WORK TO BE COMPLETED ▸
Return verbatim every line from the first line of the entries up to and including the line containing "cp-display: CP259 — [111, 154, 172, 179]".

:::

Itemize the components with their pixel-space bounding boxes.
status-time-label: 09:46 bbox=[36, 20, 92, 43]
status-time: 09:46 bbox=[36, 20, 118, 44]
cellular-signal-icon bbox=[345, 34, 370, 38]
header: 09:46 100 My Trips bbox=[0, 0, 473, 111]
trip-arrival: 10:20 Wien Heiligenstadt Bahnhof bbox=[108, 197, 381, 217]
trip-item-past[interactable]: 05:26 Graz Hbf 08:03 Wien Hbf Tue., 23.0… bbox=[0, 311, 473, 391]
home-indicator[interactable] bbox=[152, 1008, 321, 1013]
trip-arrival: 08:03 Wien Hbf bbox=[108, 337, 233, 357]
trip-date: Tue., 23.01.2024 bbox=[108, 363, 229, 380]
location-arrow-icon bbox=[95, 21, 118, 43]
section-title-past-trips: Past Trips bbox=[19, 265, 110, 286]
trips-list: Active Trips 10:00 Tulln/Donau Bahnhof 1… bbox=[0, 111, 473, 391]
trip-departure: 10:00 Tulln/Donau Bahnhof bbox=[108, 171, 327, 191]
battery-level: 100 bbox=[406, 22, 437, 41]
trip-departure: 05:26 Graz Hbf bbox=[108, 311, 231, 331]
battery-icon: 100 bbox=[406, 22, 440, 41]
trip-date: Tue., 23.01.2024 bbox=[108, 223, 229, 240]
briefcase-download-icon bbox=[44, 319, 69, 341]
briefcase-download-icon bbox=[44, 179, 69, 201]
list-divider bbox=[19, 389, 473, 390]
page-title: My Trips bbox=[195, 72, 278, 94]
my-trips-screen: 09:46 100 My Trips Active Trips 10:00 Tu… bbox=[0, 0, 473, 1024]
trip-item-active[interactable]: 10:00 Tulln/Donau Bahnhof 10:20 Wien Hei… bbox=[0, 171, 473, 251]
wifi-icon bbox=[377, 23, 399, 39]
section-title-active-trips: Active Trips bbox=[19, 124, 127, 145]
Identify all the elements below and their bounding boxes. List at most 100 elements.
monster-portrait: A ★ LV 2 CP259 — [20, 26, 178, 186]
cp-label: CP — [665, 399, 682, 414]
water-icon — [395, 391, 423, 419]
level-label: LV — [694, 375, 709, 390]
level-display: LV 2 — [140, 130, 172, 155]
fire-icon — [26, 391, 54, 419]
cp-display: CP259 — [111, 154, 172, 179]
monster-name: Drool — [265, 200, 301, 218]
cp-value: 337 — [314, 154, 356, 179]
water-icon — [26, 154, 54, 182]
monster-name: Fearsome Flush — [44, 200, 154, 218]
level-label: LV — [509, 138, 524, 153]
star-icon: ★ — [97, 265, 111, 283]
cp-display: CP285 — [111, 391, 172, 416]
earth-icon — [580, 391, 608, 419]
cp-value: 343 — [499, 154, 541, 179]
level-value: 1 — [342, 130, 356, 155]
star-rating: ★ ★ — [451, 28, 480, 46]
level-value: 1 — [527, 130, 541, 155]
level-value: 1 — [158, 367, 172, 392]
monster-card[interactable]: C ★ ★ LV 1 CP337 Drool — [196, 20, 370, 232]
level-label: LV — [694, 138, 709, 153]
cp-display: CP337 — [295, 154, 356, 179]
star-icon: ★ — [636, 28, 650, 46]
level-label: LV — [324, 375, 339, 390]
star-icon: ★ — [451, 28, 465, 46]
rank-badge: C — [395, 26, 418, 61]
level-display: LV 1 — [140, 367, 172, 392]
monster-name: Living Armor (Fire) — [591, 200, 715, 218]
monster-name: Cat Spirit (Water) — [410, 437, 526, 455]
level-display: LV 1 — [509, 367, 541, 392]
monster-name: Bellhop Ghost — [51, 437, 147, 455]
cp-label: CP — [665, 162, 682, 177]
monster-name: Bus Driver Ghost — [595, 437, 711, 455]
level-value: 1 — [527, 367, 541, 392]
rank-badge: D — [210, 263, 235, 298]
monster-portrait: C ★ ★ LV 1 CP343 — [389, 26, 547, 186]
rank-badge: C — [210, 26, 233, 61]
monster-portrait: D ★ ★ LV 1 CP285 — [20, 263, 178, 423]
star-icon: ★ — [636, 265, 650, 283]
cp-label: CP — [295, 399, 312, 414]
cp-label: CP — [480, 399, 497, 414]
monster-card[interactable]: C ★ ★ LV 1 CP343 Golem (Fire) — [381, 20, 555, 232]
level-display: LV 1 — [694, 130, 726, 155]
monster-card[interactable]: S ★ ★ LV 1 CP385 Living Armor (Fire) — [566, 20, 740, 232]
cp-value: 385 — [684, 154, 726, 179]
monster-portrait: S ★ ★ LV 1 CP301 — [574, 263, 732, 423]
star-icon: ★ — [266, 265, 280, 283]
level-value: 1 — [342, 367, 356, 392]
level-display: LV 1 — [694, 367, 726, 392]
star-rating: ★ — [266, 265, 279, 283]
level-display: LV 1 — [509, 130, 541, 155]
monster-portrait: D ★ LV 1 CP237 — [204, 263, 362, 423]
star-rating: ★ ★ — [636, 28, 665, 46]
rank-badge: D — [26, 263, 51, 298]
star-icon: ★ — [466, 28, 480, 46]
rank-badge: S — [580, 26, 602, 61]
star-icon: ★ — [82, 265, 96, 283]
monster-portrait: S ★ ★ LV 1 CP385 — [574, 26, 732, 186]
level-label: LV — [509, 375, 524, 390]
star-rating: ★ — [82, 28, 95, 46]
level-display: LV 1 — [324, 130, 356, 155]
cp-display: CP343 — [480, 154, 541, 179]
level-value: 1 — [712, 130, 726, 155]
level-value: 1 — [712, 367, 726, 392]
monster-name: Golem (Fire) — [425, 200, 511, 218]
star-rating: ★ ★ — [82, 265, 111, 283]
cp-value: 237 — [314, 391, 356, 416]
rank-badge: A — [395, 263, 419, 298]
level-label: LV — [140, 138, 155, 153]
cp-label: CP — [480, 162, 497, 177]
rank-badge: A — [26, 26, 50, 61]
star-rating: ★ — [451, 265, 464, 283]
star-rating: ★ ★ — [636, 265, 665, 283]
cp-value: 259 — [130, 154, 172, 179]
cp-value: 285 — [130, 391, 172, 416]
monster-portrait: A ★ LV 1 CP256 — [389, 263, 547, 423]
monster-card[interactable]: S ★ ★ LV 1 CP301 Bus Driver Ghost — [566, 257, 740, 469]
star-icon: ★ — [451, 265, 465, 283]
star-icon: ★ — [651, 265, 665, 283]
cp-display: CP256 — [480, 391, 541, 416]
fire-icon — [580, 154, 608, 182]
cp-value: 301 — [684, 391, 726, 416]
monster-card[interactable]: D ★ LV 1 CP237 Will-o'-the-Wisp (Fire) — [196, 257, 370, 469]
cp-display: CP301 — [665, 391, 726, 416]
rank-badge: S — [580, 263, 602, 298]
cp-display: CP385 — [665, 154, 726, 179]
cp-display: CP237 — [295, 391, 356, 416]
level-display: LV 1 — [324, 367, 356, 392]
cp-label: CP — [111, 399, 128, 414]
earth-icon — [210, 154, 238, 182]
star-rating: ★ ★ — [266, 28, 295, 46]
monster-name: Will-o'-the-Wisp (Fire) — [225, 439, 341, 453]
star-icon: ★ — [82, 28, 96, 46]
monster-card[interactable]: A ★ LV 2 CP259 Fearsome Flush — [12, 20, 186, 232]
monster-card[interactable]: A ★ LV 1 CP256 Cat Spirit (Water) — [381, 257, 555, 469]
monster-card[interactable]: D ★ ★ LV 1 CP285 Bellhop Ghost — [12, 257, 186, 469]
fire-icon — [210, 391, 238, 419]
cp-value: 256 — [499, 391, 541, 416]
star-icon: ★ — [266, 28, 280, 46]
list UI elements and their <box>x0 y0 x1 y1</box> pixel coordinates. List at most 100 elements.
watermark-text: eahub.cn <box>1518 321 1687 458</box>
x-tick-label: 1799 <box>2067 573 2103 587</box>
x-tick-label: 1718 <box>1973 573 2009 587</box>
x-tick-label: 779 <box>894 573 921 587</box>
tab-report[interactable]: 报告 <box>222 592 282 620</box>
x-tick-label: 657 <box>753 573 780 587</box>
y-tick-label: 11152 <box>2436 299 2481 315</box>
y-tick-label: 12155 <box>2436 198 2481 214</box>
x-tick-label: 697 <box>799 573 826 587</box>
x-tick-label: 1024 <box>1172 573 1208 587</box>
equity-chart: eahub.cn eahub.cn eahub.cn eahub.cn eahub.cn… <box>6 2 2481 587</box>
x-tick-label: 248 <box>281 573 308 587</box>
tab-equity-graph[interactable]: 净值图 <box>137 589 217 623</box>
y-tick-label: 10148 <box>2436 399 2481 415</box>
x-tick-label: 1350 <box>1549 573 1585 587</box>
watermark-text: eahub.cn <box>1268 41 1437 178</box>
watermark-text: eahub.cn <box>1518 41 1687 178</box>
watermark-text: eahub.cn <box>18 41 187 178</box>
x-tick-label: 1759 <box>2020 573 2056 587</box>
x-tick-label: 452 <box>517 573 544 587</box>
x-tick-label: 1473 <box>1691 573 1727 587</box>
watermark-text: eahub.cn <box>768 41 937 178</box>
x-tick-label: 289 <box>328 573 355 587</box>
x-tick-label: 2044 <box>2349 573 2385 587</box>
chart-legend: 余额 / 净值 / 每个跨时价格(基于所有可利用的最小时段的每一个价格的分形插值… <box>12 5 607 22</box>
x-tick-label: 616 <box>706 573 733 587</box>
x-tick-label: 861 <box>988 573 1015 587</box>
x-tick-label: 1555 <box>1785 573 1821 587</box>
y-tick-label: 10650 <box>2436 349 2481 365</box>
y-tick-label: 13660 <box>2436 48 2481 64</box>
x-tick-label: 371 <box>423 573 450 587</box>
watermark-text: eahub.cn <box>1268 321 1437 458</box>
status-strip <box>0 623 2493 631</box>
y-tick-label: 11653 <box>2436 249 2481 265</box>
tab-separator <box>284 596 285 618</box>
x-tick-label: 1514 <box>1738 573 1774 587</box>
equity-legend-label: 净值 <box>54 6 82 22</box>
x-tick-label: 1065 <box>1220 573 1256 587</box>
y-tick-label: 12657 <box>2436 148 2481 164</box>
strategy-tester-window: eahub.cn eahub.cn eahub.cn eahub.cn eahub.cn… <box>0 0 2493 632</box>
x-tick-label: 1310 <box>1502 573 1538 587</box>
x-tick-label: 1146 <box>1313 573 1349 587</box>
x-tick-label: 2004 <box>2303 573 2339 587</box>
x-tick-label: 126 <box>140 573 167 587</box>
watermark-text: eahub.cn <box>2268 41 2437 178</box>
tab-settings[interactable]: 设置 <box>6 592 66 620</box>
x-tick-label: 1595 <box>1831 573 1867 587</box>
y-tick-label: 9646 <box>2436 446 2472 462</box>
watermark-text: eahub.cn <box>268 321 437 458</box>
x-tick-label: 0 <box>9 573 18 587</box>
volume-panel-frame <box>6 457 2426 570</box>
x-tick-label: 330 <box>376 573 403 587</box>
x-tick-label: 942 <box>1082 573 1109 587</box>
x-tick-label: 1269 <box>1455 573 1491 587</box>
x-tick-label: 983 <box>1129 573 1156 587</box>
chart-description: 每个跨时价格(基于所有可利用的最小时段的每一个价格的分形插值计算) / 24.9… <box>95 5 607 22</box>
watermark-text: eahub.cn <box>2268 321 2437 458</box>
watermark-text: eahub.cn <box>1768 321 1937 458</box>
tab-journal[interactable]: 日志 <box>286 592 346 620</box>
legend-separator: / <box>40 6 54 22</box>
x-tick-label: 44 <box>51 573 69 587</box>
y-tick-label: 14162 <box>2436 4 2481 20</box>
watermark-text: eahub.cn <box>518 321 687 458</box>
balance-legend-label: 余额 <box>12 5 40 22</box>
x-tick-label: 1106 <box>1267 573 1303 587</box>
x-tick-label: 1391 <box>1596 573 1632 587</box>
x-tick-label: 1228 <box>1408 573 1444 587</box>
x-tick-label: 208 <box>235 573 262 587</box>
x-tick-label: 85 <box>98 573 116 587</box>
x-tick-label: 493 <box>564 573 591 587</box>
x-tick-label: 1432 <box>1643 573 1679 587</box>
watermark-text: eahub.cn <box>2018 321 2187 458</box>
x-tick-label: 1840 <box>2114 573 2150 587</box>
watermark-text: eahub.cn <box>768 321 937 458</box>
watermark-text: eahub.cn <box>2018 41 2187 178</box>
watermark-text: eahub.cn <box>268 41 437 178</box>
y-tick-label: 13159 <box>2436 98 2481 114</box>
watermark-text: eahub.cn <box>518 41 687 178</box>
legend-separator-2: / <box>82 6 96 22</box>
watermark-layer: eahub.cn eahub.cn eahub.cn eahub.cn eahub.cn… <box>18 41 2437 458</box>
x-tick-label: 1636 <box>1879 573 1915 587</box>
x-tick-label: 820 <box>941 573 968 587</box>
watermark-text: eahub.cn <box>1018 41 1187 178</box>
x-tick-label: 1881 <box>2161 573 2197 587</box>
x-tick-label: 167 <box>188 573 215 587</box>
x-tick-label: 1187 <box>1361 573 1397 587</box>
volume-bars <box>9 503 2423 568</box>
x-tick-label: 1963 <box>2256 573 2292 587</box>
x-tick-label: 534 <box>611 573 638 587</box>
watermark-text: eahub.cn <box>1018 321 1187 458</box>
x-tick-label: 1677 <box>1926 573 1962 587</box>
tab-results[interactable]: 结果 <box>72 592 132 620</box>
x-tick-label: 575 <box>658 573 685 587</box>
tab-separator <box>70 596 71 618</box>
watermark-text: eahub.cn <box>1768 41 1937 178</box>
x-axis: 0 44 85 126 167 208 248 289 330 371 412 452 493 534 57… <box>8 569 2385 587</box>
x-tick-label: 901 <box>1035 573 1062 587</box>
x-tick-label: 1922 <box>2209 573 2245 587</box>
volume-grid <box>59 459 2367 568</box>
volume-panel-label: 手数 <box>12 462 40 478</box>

:::

PROBLEM SOLUTION ▸
Itemize the components with their pixel-space bounding boxes.
status-time-label: 09:46 bbox=[36, 20, 92, 43]
status-time: 09:46 bbox=[36, 20, 118, 44]
cellular-signal-icon bbox=[345, 34, 370, 38]
header: 09:46 100 My Trips bbox=[0, 0, 473, 111]
trip-arrival: 10:20 Wien Heiligenstadt Bahnhof bbox=[108, 197, 381, 217]
trip-item-past[interactable]: 05:26 Graz Hbf 08:03 Wien Hbf Tue., 23.0… bbox=[0, 311, 473, 391]
home-indicator[interactable] bbox=[152, 1008, 321, 1013]
trip-arrival: 08:03 Wien Hbf bbox=[108, 337, 233, 357]
trip-date: Tue., 23.01.2024 bbox=[108, 363, 229, 380]
location-arrow-icon bbox=[95, 21, 118, 43]
section-title-past-trips: Past Trips bbox=[19, 265, 110, 286]
trips-list: Active Trips 10:00 Tulln/Donau Bahnhof 1… bbox=[0, 111, 473, 391]
trip-departure: 10:00 Tulln/Donau Bahnhof bbox=[108, 171, 327, 191]
battery-level: 100 bbox=[406, 22, 437, 41]
trip-departure: 05:26 Graz Hbf bbox=[108, 311, 231, 331]
battery-icon: 100 bbox=[406, 22, 440, 41]
trip-date: Tue., 23.01.2024 bbox=[108, 223, 229, 240]
briefcase-download-icon bbox=[44, 319, 69, 341]
briefcase-download-icon bbox=[44, 179, 69, 201]
list-divider bbox=[19, 389, 473, 390]
page-title: My Trips bbox=[195, 72, 278, 94]
my-trips-screen: 09:46 100 My Trips Active Trips 10:00 Tu… bbox=[0, 0, 473, 1024]
trip-item-active[interactable]: 10:00 Tulln/Donau Bahnhof 10:20 Wien Hei… bbox=[0, 171, 473, 251]
wifi-icon bbox=[377, 23, 399, 39]
section-title-active-trips: Active Trips bbox=[19, 124, 127, 145]
Identify all the elements below and their bounding boxes. List at most 100 elements.
monster-portrait: A ★ LV 2 CP259 — [20, 26, 178, 186]
cp-label: CP — [665, 399, 682, 414]
water-icon — [395, 391, 423, 419]
level-label: LV — [694, 375, 709, 390]
level-display: LV 2 — [140, 130, 172, 155]
fire-icon — [26, 391, 54, 419]
cp-display: CP259 — [111, 154, 172, 179]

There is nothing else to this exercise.